* Work to do: Extract all lines that hold the string "лікування".

* Recorded data:
⟨

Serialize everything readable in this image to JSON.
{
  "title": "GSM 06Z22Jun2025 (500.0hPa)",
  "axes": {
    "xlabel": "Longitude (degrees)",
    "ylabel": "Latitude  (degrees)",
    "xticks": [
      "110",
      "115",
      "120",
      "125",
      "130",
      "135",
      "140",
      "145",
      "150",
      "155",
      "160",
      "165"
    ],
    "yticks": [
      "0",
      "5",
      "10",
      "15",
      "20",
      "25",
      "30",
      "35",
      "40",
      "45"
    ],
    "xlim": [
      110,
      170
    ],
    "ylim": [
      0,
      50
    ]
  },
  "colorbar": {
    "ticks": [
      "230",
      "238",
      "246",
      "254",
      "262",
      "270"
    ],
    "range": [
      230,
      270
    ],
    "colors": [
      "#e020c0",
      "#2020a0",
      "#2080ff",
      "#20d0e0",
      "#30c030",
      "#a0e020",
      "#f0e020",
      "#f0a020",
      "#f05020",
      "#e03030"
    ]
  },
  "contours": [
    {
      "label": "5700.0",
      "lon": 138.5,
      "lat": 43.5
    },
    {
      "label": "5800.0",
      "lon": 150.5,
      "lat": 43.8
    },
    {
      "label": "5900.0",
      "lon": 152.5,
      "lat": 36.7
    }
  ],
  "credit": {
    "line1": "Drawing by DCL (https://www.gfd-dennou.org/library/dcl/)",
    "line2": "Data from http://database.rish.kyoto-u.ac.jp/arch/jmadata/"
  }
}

⟩
⟨

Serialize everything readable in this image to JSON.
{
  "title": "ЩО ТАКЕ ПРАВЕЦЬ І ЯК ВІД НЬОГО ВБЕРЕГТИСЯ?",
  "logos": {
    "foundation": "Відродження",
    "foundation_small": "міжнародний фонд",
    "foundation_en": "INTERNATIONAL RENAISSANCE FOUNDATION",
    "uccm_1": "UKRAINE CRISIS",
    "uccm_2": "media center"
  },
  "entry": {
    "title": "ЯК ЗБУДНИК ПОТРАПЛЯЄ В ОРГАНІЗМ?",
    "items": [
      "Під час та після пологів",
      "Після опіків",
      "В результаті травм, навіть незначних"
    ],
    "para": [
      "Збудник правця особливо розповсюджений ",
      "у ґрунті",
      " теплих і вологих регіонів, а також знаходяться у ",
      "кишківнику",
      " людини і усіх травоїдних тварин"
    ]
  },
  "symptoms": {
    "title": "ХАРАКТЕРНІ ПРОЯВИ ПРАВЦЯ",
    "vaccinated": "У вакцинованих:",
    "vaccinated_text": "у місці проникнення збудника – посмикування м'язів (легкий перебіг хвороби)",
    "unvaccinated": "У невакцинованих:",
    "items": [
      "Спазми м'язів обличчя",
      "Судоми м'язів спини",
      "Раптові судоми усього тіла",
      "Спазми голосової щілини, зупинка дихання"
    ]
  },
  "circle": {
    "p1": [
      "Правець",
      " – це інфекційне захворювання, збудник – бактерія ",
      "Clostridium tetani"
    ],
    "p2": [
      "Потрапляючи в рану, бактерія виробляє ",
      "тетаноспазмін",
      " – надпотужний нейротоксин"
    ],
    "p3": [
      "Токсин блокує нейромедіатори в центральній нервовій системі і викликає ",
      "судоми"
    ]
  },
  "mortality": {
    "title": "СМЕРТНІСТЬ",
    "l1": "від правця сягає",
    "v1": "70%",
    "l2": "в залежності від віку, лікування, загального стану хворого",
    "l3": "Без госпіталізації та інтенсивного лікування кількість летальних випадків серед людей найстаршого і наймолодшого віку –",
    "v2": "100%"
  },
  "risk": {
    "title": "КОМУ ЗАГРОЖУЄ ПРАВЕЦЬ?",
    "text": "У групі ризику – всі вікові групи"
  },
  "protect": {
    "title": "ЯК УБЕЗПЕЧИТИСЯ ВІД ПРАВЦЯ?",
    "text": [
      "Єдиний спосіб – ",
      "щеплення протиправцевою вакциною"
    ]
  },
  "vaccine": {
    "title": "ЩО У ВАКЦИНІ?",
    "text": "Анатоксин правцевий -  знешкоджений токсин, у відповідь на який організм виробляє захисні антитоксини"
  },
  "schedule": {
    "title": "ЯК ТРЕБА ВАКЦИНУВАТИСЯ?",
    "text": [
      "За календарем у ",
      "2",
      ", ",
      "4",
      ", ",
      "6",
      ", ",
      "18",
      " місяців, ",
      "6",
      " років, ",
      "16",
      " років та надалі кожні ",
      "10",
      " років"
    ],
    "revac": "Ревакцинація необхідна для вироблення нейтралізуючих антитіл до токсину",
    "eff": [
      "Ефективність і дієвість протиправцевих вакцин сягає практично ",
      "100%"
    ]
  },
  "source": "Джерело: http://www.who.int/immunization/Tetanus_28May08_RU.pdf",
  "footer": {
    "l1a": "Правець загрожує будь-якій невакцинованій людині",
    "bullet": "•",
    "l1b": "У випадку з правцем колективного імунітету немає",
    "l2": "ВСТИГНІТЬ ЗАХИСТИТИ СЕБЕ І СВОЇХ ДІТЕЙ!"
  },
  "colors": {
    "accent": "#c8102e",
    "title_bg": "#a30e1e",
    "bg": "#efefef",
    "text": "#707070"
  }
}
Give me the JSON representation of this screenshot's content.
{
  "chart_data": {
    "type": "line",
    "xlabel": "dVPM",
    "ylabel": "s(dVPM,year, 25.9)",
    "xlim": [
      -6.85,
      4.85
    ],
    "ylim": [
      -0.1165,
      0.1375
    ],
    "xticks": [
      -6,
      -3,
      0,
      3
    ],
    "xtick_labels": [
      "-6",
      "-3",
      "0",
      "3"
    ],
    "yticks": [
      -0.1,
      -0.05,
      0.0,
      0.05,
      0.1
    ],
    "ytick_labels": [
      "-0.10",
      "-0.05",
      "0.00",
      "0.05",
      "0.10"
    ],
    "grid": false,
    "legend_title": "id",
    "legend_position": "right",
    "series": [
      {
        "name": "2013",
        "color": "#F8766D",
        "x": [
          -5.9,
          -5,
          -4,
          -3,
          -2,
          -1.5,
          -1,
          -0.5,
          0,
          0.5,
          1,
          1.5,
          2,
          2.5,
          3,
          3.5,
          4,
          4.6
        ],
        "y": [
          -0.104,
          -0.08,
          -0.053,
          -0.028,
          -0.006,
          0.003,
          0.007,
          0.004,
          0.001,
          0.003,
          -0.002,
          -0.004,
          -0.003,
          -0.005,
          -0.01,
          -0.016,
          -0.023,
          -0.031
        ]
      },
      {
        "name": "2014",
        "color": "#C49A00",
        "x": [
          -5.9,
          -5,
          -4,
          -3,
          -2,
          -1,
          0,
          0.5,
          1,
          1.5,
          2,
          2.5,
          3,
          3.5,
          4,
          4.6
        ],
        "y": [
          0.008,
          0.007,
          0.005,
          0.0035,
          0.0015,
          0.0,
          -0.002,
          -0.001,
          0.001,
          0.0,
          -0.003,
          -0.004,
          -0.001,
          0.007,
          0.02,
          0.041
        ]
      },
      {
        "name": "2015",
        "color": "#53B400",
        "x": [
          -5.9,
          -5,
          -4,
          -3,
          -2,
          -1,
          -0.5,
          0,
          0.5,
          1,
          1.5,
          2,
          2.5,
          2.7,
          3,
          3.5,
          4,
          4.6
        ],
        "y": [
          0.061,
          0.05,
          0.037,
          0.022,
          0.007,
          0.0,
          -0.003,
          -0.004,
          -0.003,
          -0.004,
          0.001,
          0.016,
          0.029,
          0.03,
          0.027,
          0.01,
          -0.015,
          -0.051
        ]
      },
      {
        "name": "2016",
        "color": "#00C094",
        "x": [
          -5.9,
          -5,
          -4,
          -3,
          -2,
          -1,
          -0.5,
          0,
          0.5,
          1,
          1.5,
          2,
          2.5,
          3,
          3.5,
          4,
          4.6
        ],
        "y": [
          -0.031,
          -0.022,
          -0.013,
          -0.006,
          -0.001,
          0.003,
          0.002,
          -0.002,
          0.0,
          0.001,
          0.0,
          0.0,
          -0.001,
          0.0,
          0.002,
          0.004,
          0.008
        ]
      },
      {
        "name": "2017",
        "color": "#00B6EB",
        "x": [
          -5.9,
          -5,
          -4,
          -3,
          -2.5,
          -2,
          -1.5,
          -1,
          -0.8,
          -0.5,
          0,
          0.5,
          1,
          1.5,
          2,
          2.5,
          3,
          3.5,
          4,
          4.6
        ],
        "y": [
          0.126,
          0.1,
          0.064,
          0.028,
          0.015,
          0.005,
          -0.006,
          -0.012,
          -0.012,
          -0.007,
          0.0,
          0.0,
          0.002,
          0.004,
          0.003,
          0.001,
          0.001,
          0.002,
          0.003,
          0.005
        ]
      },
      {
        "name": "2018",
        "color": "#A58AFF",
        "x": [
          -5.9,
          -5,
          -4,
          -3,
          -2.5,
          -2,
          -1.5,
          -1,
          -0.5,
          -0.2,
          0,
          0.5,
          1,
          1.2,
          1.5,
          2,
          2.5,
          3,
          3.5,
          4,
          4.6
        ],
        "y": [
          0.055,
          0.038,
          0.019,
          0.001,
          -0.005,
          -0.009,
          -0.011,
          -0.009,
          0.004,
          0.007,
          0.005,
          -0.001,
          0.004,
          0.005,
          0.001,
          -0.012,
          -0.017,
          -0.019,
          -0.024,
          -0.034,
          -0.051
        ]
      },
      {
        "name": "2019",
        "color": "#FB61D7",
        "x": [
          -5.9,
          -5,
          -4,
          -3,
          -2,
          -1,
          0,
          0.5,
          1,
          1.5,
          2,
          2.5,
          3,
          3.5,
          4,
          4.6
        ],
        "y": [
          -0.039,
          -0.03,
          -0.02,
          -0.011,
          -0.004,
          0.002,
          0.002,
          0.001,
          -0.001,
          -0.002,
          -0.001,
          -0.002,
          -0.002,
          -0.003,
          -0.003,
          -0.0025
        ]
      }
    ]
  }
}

⟩

* Final result:
    "l2": "в залежності від віку, лікування, загального стану хворого",
    "l3": "Без госпіталізації та інтенсивного лікування кількість летальних випадків серед людей найстаршого і наймолодшого віку –",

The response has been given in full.